◆ Set problem:
Examine the entries and show every line in which the word "style" is found.

◆ The input:
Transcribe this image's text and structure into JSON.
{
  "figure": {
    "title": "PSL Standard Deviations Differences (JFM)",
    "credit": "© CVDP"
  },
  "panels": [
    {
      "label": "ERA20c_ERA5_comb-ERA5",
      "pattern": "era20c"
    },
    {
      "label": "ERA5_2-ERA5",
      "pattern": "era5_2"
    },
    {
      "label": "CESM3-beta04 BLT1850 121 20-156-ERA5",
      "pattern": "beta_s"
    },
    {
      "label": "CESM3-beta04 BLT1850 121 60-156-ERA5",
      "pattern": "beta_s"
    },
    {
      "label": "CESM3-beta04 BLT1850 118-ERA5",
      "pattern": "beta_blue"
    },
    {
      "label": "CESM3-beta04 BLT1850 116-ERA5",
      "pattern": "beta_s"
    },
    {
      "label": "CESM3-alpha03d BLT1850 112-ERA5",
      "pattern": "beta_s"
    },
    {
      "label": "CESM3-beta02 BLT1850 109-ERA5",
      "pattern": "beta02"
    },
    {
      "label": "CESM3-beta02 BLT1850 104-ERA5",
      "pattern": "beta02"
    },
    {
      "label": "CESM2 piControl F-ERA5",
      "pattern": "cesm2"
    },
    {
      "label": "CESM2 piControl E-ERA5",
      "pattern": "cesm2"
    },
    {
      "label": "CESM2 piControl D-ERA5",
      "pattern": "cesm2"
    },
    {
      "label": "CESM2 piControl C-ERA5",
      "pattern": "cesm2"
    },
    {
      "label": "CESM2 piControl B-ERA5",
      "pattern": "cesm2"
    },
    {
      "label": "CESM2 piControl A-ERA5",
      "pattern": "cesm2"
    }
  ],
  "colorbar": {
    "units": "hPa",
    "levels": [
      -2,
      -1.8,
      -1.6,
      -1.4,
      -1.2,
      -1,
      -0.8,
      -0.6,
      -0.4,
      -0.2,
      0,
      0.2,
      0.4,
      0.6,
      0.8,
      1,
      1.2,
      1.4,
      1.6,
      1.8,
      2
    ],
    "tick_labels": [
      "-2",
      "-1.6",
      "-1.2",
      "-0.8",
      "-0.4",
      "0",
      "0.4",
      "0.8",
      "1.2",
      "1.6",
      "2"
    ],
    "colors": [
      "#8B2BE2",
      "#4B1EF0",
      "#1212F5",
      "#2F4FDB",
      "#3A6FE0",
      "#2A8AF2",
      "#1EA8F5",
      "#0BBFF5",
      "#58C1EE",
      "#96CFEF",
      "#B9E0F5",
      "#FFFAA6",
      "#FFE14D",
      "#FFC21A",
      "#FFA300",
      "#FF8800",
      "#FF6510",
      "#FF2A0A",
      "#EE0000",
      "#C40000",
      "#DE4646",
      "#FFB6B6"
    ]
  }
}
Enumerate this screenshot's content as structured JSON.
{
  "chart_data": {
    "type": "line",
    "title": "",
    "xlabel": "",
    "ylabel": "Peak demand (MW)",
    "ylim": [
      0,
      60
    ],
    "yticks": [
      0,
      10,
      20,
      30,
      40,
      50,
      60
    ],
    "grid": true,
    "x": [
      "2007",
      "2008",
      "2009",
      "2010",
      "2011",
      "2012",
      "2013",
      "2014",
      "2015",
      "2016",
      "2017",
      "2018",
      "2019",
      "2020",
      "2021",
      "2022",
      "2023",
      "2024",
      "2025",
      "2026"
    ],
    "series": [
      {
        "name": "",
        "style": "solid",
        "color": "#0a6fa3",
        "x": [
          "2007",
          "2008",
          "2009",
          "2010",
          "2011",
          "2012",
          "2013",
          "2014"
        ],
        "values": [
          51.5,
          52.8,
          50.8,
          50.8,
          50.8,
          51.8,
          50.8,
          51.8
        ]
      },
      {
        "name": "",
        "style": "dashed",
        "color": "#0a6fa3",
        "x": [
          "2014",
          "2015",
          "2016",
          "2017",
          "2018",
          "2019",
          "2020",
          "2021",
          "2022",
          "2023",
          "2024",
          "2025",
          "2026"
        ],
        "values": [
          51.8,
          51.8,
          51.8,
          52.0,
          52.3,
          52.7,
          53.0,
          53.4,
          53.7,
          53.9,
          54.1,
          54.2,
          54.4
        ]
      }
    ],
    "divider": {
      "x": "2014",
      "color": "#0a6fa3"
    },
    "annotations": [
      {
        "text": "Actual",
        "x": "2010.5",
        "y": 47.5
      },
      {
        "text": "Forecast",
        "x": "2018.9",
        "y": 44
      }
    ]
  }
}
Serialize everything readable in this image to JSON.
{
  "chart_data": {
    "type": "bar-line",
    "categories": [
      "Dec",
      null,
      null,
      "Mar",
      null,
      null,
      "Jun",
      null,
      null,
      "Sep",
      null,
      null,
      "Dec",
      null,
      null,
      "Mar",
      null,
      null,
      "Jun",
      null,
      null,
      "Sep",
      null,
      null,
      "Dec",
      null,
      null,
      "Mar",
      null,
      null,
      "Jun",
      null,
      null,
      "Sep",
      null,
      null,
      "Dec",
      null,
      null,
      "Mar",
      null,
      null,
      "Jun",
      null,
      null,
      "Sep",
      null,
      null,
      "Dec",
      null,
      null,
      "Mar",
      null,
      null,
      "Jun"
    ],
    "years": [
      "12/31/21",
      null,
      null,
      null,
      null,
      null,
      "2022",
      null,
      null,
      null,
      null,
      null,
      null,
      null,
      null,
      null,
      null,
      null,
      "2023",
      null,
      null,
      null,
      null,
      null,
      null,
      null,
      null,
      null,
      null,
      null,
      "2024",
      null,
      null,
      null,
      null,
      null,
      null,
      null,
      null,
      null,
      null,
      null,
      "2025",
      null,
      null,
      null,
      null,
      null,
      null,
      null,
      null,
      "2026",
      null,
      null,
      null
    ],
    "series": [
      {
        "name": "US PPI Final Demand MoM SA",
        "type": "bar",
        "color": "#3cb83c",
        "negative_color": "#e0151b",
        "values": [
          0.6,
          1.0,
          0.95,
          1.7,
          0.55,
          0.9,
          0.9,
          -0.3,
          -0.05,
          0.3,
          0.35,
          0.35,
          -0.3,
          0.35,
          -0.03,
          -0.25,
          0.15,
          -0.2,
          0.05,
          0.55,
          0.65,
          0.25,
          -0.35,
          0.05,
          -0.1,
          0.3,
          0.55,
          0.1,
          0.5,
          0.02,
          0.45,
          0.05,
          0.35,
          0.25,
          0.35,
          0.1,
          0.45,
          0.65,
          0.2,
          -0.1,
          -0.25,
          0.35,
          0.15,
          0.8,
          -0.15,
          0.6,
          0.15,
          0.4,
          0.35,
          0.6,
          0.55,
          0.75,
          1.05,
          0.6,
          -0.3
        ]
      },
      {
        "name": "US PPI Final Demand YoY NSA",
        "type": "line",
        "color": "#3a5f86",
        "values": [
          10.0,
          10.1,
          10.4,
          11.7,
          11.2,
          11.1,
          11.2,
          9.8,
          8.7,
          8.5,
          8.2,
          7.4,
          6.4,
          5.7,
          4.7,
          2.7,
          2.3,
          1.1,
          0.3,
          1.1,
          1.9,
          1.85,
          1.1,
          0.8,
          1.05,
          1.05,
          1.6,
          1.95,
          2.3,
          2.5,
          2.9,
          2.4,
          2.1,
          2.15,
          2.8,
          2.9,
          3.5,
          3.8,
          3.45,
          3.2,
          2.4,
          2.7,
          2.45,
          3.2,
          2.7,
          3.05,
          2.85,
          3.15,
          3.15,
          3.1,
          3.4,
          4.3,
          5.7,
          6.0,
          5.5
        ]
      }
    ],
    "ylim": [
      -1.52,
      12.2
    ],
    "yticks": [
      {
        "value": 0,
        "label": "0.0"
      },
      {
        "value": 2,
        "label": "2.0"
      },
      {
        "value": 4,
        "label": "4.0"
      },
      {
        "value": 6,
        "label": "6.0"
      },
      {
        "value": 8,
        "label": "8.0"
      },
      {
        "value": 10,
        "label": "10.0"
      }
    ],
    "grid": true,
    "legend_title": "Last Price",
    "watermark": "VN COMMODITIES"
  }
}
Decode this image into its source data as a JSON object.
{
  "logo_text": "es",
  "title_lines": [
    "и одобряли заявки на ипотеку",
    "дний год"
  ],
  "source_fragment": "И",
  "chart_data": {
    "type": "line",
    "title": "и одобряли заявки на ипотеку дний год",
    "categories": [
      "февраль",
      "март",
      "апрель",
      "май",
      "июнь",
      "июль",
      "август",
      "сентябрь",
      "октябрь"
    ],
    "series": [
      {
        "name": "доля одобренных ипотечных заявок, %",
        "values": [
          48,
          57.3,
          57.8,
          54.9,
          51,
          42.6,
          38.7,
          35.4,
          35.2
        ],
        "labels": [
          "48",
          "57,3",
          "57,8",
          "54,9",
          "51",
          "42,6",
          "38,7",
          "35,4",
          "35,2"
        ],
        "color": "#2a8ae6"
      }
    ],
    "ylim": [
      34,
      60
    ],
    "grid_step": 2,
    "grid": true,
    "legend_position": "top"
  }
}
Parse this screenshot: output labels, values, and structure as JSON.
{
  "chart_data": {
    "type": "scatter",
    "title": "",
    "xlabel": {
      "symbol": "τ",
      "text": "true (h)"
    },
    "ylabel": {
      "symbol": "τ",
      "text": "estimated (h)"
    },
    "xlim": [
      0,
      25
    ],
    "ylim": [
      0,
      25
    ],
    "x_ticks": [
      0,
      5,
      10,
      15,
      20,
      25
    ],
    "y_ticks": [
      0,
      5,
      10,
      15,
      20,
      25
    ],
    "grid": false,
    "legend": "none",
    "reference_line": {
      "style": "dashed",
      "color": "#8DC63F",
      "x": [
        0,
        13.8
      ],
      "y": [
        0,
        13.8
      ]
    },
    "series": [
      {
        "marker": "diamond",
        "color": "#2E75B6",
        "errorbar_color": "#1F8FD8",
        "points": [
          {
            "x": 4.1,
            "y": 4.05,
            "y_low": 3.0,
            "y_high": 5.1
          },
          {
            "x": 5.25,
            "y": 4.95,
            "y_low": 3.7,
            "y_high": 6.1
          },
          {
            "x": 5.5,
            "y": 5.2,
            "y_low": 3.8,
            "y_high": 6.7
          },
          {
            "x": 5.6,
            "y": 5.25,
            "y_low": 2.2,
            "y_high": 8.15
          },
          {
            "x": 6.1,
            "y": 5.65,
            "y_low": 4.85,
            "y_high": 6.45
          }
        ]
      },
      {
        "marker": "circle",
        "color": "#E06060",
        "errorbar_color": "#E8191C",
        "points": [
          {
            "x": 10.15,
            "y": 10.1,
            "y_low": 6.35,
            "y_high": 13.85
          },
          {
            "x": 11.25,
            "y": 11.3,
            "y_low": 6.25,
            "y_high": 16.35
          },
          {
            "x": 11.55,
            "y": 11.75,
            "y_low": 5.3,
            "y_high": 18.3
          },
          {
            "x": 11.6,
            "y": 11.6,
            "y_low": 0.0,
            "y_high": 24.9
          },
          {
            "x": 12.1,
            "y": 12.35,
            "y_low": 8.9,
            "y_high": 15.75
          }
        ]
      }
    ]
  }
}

◆ Problem solution:
        "style": "solid",
        "style": "dashed",
      "style": "dashed",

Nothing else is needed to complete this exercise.